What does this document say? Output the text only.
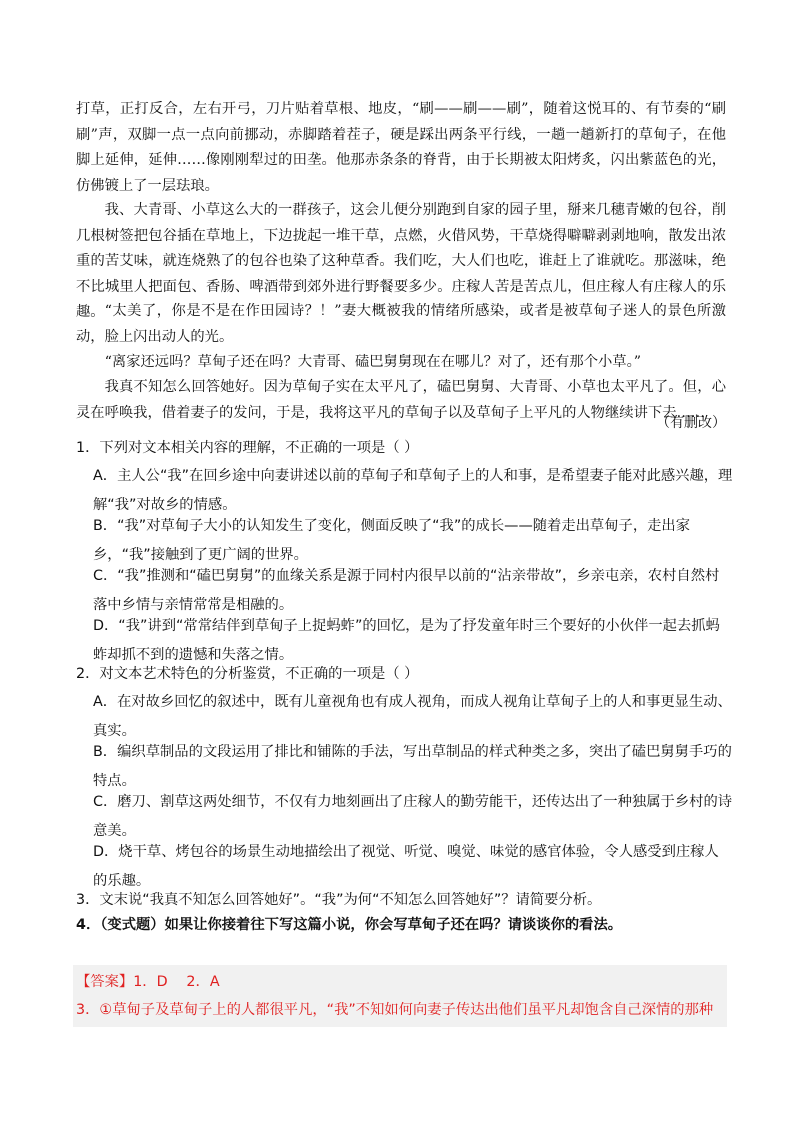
打草，正打反合，左右开弓，刀片贴着草根、地皮，“刷——刷——刷”，随着这悦耳的、有节奏的“刷刷”声，双脚一点一点向前挪动，赤脚踏着茬子，硬是踩出两条平行线，一趟一趟新打的草甸子，在他脚上延伸，延伸……像刚刚犁过的田垄。他那赤条条的脊背，由于长期被太阳烤炙，闪出紫蓝色的光，仿佛镀上了一层珐琅。

我、大青哥、小草这么大的一群孩子，这会儿便分别跑到自家的园子里，掰来几穗青嫩的包谷，削几根树签把包谷插在草地上，下边拢起一堆干草，点燃，火借风势，干草烧得噼噼剥剥地响，散发出浓重的苦艾味，就连烧熟了的包谷也染了这种草香。我们吃，大人们也吃，谁赶上了谁就吃。那滋味，绝不比城里人把面包、香肠、啤酒带到郊外进行野餐要多少。庄稼人苦是苦点儿，但庄稼人有庄稼人的乐趣。 “太美了，你是不是在作田园诗？！”妻大概被我的情绪所感染，或者是被草甸子迷人的景色所激动，脸上闪出动人的光。

“离家还远吗？草甸子还在吗？大青哥、磕巴舅舅现在在哪儿？对了，还有那个小草。”

我真不知怎么回答她好。因为草甸子实在太平凡了，磕巴舅舅、大青哥、小草也太平凡了。但，心灵在呼唤我，借着妻子的发问，于是，我将这平凡的草甸子以及草甸子上平凡的人物继续讲下去……

（有删改）

1．下列对文本相关内容的理解，不正确的一项是（ ）

A．主人公“我”在回乡途中向妻讲述以前的草甸子和草甸子上的人和事，是希望妻子能对此感兴趣，理解“我”对故乡的情感。

B．“我”对草甸子大小的认知发生了变化，侧面反映了“我”的成长——随着走出草甸子，走出家乡，“我”接触到了更广阔的世界。

C．“我”推测和“磕巴舅舅”的血缘关系是源于同村内很早以前的“沾亲带故”，乡亲屯亲，农村自然村落中乡情与亲情常常是相融的。

D．“我”讲到“常常结伴到草甸子上捉蚂蚱”的回忆，是为了抒发童年时三个要好的小伙伴一起去抓蚂蚱却抓不到的遗憾和失落之情。

2．对文本艺术特色的分析鉴赏，不正确的一项是（ ）

A．在对故乡回忆的叙述中，既有儿童视角也有成人视角，而成人视角让草甸子上的人和事更显生动、真实。

B．编织草制品的文段运用了排比和铺陈的手法，写出草制品的样式种类之多，突出了磕巴舅舅手巧的特点。

C．磨刀、割草这两处细节，不仅有力地刻画出了庄稼人的勤劳能干，还传达出了一种独属于乡村的诗意美。

D．烧干草、烤包谷的场景生动地描绘出了视觉、听觉、嗅觉、味觉的感官体验，令人感受到庄稼人的乐趣。

3．文末说“我真不知怎么回答她好”。“我”为何“不知怎么回答她好”？请简要分析。

4．（变式题）如果让你接着往下写这篇小说，你会写草甸子还在吗？请谈谈你的看法。

【答案】1．D　 2．A
3．①草甸子及草甸子上的人都很平凡，“我”不知如何向妻子传达出他们虽平凡却饱含自己深情的那种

================================

» **BRIEF**:
Return the entries unchanged, save for the pictures, which do not belong in the copy.

» **WRITTEN SOLUTION**:
What does this document say? Output the text only.
打草，正打反合，左右开弓，刀片贴着草根、地皮，“刷——刷——刷”，随着这悦耳的、有节奏的“刷刷”声，双脚一点一点向前挪动，赤脚踏着茬子，硬是踩出两条平行线，一趟一趟新打的草甸子，在他脚上延伸，延伸……像刚刚犁过的田垄。他那赤条条的脊背，由于长期被太阳烤炙，闪出紫蓝色的光，仿佛镀上了一层珐琅。

我、大青哥、小草这么大的一群孩子，这会儿便分别跑到自家的园子里，掰来几穗青嫩的包谷，削几根树签把包谷插在草地上，下边拢起一堆干草，点燃，火借风势，干草烧得噼噼剥剥地响，散发出浓重的苦艾味，就连烧熟了的包谷也染了这种草香。我们吃，大人们也吃，谁赶上了谁就吃。那滋味，绝不比城里人把面包、香肠、啤酒带到郊外进行野餐要多少。庄稼人苦是苦点儿，但庄稼人有庄稼人的乐趣。 “太美了，你是不是在作田园诗？！”妻大概被我的情绪所感染，或者是被草甸子迷人的景色所激动，脸上闪出动人的光。

“离家还远吗？草甸子还在吗？大青哥、磕巴舅舅现在在哪儿？对了，还有那个小草。”

我真不知怎么回答她好。因为草甸子实在太平凡了，磕巴舅舅、大青哥、小草也太平凡了。但，心灵在呼唤我，借着妻子的发问，于是，我将这平凡的草甸子以及草甸子上平凡的人物继续讲下去……

（有删改）

1．下列对文本相关内容的理解，不正确的一项是（ ）

A．主人公“我”在回乡途中向妻讲述以前的草甸子和草甸子上的人和事，是希望妻子能对此感兴趣，理解“我”对故乡的情感。

B．“我”对草甸子大小的认知发生了变化，侧面反映了“我”的成长——随着走出草甸子，走出家乡，“我”接触到了更广阔的世界。

C．“我”推测和“磕巴舅舅”的血缘关系是源于同村内很早以前的“沾亲带故”，乡亲屯亲，农村自然村落中乡情与亲情常常是相融的。

D．“我”讲到“常常结伴到草甸子上捉蚂蚱”的回忆，是为了抒发童年时三个要好的小伙伴一起去抓蚂蚱却抓不到的遗憾和失落之情。

2．对文本艺术特色的分析鉴赏，不正确的一项是（ ）

A．在对故乡回忆的叙述中，既有儿童视角也有成人视角，而成人视角让草甸子上的人和事更显生动、真实。

B．编织草制品的文段运用了排比和铺陈的手法，写出草制品的样式种类之多，突出了磕巴舅舅手巧的特点。

C．磨刀、割草这两处细节，不仅有力地刻画出了庄稼人的勤劳能干，还传达出了一种独属于乡村的诗意美。

D．烧干草、烤包谷的场景生动地描绘出了视觉、听觉、嗅觉、味觉的感官体验，令人感受到庄稼人的乐趣。

3．文末说“我真不知怎么回答她好”。“我”为何“不知怎么回答她好”？请简要分析。

4．（变式题）如果让你接着往下写这篇小说，你会写草甸子还在吗？请谈谈你的看法。

【答案】1．D　 2．A
3．①草甸子及草甸子上的人都很平凡，“我”不知如何向妻子传达出他们虽平凡却饱含自己深情的那种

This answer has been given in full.